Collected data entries
● ● ●

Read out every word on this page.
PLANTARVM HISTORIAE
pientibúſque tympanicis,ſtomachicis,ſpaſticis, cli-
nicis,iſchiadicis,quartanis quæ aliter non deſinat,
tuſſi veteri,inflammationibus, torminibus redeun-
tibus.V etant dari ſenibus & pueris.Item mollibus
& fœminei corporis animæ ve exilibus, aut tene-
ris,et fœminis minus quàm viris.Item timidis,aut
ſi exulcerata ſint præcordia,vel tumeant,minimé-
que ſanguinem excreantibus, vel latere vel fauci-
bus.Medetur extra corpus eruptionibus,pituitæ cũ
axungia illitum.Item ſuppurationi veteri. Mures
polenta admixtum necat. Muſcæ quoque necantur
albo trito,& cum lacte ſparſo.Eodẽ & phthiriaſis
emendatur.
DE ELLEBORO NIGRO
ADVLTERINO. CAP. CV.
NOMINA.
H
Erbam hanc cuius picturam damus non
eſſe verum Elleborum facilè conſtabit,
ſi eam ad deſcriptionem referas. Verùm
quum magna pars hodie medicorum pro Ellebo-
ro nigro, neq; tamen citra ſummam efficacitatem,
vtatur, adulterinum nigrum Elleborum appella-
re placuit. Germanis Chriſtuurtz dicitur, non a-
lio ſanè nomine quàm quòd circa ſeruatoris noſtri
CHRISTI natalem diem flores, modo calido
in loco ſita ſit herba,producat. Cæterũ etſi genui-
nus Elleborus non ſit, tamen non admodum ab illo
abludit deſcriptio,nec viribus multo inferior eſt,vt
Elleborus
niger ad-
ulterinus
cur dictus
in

● ● ●

Extract, word for word, each line of the listing above.

- Answer:
Read out every word on this page.
PLANTARVM HISTORIAE
pientibúſque tympanicis,ſtomachicis,ſpaſticis, cli-
nicis,iſchiadicis,quartanis quæ aliter non deſinat,
tuſſi veteri,inflammationibus, torminibus redeun-
tibus.V etant dari ſenibus & pueris.Item mollibus
& fœminei corporis animæ ve exilibus, aut tene-
ris,et fœminis minus quàm viris.Item timidis,aut
ſi exulcerata ſint præcordia,vel tumeant,minimé-
que ſanguinem excreantibus, vel latere vel fauci-
bus.Medetur extra corpus eruptionibus,pituitæ cũ
axungia illitum.Item ſuppurationi veteri. Mures
polenta admixtum necat. Muſcæ quoque necantur
albo trito,& cum lacte ſparſo.Eodẽ & phthiriaſis
emendatur.
DE ELLEBORO NIGRO
ADVLTERINO. CAP. CV.
NOMINA.
H
Erbam hanc cuius picturam damus non
eſſe verum Elleborum facilè conſtabit,
ſi eam ad deſcriptionem referas. Verùm
quum magna pars hodie medicorum pro Ellebo-
ro nigro, neq; tamen citra ſummam efficacitatem,
vtatur, adulterinum nigrum Elleborum appella-
re placuit. Germanis Chriſtuurtz dicitur, non a-
lio ſanè nomine quàm quòd circa ſeruatoris noſtri
CHRISTI natalem diem flores, modo calido
in loco ſita ſit herba,producat. Cæterũ etſi genui-
nus Elleborus non ſit, tamen non admodum ab illo
abludit deſcriptio,nec viribus multo inferior eſt,vt
Elleborus
niger ad-
ulterinus
cur dictus
in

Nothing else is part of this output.